→ Given problem
Some lines of these records may hold the word "image"; state how many, using only the number.

→ Excerpt from a dataset
= = = = =

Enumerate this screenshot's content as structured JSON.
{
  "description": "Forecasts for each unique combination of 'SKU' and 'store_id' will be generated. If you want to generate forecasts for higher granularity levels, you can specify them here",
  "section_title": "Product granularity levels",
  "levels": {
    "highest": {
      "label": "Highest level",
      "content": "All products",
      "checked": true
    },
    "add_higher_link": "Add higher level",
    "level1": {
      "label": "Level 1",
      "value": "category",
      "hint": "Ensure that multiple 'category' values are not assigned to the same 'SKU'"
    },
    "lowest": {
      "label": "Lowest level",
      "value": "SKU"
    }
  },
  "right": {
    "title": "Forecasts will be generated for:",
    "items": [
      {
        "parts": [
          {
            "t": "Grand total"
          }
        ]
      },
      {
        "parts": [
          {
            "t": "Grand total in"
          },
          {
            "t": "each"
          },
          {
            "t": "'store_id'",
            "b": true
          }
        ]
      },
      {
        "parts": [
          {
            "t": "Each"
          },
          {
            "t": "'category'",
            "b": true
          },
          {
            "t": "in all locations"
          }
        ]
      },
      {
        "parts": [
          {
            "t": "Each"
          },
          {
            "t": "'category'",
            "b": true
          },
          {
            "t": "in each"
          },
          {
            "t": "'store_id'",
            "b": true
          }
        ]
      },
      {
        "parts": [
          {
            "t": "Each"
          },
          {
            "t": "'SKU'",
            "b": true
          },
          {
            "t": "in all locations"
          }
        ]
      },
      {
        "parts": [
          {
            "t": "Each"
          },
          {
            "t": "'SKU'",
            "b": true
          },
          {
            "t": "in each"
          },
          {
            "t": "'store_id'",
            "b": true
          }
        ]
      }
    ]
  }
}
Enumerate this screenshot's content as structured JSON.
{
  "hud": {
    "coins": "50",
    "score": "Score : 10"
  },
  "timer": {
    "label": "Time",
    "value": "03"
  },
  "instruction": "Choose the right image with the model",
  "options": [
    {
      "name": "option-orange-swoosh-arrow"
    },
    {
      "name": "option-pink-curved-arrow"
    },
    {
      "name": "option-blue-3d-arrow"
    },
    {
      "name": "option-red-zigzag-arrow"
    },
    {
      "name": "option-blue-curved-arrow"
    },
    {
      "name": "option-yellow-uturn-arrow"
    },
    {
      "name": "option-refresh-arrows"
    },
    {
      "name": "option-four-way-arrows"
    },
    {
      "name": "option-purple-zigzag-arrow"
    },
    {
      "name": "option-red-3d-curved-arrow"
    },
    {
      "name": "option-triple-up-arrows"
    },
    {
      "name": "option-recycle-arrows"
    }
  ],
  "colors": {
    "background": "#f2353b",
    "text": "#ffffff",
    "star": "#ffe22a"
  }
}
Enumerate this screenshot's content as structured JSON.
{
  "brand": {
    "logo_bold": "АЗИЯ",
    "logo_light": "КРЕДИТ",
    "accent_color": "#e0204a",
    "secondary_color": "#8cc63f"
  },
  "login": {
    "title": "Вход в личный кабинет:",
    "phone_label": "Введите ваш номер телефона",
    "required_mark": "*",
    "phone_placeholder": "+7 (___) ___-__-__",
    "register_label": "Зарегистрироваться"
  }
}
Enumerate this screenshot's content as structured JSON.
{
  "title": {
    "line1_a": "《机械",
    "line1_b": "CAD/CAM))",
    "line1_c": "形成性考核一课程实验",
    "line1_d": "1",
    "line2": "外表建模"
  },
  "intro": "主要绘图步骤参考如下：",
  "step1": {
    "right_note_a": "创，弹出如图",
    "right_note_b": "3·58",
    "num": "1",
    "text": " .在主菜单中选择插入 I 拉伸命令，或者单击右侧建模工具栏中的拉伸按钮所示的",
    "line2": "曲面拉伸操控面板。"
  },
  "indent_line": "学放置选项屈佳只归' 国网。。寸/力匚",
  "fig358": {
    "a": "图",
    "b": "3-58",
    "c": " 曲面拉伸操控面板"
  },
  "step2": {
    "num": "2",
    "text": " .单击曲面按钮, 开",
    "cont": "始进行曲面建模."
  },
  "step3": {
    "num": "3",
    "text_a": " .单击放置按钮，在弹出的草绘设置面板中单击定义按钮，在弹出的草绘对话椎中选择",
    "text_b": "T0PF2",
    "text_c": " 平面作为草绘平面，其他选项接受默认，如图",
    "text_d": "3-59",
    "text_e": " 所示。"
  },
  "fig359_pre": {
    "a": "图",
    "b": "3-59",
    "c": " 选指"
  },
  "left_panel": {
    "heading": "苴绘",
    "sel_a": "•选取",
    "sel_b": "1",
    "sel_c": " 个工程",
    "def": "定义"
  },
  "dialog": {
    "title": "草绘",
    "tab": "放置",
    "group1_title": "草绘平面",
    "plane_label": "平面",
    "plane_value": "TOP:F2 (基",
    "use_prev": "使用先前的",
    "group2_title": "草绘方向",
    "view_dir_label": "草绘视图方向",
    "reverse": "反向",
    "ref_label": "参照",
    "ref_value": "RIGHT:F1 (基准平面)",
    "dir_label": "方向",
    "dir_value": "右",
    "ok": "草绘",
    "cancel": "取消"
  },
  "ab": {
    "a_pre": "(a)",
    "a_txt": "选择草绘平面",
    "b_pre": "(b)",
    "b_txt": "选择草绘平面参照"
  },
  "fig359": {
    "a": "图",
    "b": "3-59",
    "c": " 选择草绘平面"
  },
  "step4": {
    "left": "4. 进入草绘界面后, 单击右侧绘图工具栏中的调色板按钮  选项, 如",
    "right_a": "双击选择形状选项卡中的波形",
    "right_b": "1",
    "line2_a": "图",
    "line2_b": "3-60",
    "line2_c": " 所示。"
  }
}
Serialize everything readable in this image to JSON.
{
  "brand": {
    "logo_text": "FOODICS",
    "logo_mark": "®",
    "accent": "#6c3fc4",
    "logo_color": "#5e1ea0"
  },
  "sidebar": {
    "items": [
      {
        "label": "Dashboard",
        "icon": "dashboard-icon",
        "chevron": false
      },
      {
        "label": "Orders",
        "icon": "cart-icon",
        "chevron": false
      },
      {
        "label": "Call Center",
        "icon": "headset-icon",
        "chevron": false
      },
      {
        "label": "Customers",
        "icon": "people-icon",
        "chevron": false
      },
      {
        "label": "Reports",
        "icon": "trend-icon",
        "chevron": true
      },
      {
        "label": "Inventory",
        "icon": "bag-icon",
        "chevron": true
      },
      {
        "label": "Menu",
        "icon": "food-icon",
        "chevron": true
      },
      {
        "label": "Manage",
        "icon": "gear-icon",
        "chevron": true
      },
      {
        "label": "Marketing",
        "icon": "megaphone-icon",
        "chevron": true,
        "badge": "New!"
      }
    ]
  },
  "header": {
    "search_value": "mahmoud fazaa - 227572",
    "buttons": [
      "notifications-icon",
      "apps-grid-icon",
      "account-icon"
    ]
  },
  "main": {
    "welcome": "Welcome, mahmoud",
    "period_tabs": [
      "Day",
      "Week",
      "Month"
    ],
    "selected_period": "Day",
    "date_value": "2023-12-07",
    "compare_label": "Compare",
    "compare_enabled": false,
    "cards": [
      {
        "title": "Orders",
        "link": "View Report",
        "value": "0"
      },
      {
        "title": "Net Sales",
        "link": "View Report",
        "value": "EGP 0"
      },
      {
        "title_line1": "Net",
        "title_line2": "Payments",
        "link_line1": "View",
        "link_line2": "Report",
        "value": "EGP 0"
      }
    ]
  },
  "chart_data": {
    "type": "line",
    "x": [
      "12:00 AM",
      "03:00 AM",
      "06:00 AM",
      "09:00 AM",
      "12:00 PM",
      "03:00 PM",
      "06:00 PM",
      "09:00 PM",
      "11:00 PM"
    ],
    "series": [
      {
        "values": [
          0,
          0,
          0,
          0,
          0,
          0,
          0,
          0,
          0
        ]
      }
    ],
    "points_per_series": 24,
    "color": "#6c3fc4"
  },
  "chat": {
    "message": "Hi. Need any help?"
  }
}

= = = = =

→ Output
2